-- start Provided information --

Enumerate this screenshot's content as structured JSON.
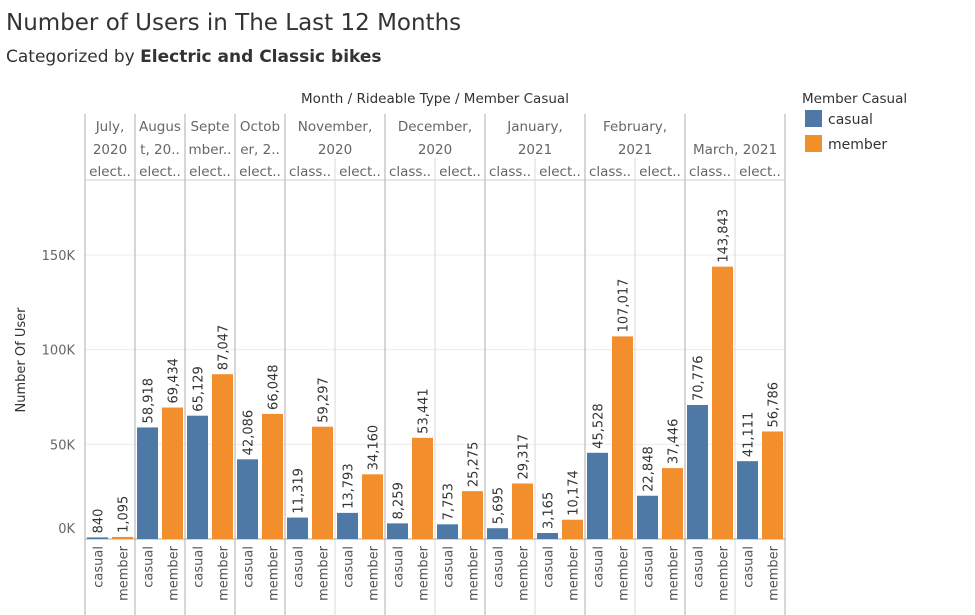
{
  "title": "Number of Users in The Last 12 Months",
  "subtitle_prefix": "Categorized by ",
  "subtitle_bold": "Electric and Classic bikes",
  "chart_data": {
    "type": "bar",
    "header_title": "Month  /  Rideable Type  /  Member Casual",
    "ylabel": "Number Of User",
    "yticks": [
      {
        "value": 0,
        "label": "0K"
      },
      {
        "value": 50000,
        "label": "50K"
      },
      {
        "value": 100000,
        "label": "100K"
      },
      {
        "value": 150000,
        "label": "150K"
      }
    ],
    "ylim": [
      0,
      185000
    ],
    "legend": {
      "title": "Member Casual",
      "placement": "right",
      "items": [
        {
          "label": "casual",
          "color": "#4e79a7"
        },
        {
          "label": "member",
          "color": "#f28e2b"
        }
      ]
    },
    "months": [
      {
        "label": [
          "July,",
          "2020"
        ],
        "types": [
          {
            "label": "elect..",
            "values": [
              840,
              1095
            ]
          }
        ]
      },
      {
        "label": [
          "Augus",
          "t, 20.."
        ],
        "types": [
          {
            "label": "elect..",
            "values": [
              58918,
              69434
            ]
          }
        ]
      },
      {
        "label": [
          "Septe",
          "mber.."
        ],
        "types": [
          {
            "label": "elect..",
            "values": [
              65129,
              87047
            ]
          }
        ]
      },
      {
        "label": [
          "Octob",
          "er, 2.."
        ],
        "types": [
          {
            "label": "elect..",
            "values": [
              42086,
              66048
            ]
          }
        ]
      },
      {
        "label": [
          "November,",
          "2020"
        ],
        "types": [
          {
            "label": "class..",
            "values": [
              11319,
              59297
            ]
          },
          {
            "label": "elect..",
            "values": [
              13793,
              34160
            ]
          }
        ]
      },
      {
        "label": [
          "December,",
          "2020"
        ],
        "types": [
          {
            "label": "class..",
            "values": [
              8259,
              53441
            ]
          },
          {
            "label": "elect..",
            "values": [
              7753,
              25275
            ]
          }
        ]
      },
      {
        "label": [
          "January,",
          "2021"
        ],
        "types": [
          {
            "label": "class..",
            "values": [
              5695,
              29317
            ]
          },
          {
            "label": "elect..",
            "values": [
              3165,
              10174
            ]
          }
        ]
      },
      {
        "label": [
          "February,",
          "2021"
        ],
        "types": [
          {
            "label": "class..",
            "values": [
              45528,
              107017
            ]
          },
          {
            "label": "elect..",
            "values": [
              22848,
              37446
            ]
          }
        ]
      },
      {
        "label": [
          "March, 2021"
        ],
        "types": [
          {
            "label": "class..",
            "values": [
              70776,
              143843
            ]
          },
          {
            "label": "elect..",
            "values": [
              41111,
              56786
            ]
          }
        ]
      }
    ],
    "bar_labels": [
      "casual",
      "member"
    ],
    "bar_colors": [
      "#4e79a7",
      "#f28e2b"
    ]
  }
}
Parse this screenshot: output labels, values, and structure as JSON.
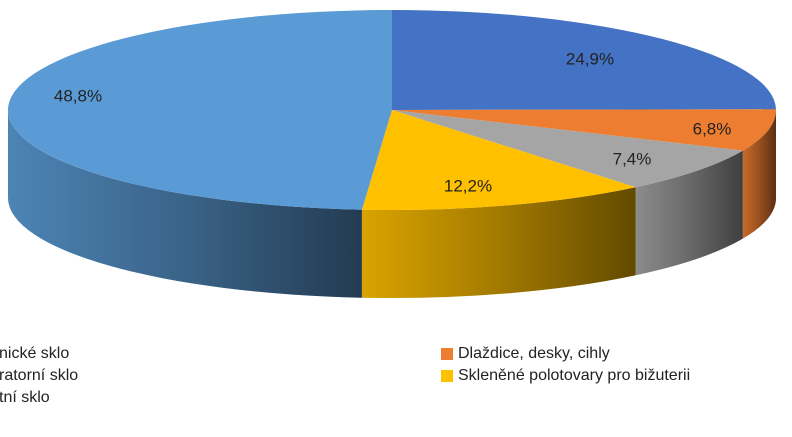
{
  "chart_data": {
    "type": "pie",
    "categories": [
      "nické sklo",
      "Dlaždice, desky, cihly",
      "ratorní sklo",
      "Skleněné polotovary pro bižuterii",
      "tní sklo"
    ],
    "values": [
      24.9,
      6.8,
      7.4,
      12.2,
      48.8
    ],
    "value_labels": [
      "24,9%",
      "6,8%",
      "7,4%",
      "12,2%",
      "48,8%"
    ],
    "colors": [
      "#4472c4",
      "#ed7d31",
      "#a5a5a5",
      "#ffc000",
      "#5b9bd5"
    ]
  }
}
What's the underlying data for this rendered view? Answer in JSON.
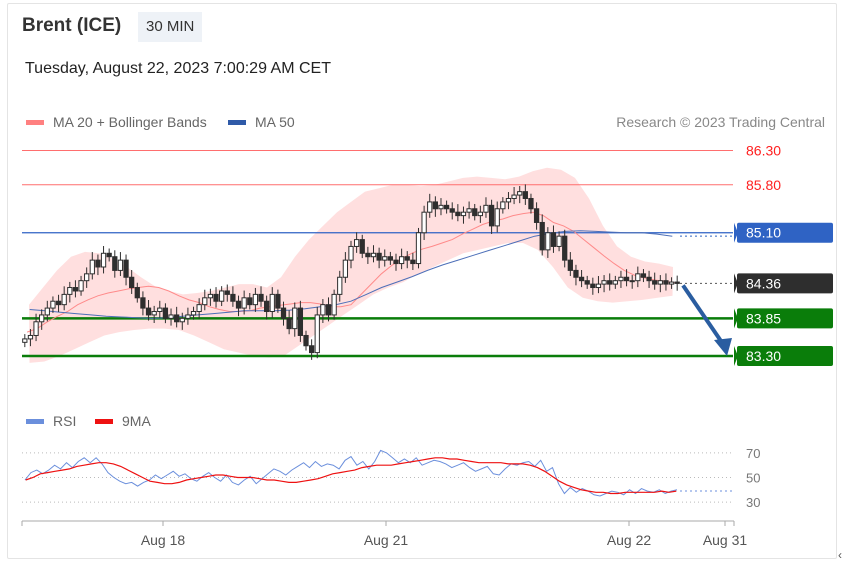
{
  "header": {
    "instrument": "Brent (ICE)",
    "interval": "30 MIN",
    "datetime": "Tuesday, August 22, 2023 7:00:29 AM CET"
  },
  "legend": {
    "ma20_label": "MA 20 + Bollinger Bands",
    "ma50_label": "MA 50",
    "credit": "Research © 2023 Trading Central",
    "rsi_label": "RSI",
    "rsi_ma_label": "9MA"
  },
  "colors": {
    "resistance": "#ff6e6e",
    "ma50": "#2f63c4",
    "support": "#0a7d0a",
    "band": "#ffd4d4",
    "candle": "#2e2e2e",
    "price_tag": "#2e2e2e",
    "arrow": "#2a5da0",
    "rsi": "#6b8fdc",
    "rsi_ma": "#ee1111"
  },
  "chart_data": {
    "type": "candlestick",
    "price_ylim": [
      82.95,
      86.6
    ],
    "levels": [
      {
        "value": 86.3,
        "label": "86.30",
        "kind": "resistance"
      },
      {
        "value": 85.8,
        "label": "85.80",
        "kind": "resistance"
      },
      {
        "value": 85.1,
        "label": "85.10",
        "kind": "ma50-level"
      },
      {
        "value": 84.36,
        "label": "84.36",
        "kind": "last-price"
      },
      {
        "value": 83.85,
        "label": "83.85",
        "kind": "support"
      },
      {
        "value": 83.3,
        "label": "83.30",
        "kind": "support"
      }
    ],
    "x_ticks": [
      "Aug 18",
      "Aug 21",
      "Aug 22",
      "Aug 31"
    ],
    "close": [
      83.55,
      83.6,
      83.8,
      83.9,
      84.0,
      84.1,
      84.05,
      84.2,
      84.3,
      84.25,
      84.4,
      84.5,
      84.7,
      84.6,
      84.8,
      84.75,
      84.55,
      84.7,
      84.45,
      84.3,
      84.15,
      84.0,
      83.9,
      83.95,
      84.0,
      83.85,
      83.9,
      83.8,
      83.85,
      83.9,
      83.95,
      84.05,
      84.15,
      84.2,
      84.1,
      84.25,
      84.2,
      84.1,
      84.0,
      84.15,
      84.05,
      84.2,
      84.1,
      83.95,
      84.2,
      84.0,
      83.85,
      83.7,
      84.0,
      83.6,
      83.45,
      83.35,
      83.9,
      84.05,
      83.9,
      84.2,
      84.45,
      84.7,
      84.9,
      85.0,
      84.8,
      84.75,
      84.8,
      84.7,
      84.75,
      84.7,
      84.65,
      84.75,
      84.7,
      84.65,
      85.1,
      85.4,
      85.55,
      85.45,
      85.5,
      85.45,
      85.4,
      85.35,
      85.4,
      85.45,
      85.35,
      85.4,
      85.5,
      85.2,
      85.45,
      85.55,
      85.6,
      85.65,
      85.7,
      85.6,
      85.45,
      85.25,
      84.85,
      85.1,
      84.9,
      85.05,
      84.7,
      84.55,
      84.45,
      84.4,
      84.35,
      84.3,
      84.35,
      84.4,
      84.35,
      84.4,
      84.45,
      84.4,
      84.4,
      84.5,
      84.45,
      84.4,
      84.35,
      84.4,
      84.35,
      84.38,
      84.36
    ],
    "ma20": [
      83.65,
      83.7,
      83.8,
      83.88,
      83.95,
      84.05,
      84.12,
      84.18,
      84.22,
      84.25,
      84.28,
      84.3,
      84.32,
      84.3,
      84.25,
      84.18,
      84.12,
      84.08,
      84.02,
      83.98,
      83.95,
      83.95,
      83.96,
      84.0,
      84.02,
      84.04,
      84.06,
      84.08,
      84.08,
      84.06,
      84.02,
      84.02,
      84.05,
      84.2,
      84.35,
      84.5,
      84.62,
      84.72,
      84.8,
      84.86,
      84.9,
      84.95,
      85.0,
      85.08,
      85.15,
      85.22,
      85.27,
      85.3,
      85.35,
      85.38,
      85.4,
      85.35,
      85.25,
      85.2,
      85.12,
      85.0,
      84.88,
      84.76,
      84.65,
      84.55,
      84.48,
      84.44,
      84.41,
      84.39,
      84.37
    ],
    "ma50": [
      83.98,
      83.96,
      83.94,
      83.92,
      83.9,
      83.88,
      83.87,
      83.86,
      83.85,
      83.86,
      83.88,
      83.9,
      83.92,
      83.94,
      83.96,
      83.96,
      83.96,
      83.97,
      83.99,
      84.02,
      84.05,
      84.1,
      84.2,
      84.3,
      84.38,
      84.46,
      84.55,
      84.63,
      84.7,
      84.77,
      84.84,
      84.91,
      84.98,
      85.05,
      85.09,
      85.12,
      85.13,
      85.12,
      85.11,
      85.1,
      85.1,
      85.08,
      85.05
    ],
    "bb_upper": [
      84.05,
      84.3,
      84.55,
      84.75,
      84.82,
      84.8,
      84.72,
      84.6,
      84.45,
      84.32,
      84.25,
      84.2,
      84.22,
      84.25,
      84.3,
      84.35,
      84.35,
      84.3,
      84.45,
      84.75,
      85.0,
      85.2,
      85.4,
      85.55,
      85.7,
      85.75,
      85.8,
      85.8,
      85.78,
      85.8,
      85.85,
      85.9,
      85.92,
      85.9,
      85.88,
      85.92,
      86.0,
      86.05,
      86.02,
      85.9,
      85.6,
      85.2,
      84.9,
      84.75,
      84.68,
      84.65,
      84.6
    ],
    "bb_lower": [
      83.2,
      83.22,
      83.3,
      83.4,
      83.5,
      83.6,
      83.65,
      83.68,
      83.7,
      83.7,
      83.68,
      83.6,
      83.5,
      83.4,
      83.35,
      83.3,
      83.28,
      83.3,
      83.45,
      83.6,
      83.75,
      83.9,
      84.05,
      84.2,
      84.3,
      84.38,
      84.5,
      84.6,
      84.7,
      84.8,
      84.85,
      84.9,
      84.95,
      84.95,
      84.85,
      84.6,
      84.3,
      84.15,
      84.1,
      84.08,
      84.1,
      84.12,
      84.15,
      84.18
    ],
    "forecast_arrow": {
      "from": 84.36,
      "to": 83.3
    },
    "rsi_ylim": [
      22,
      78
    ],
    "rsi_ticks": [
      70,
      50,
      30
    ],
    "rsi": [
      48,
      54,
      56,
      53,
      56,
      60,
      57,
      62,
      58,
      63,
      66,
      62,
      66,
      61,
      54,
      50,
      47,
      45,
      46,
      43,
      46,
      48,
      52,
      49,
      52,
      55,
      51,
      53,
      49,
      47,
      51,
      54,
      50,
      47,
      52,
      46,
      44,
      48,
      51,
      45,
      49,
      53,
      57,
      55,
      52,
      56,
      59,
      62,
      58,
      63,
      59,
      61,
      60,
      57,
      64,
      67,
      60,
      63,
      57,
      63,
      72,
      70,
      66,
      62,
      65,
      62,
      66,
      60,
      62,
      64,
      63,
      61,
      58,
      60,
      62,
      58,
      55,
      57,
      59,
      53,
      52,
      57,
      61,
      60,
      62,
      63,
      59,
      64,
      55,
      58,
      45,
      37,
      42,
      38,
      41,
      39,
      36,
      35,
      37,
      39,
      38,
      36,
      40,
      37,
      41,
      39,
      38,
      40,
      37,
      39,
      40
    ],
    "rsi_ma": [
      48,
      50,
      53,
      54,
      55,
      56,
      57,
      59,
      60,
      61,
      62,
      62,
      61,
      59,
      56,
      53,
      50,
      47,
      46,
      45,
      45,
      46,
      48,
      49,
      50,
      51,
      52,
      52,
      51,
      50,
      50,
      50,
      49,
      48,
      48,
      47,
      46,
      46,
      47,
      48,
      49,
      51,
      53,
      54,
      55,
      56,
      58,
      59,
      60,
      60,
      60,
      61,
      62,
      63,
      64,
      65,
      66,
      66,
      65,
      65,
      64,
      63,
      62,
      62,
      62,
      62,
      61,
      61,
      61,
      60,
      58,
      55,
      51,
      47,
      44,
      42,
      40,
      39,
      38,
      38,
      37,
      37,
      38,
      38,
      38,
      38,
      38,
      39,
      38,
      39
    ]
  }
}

-- end Provided information --

§ What is needed:
Filter the listing for the word "Number" and copy every line that holds it.

§ Written response:
  "title": "Number of Users in The Last 12 Months",
    "ylabel": "Number Of User",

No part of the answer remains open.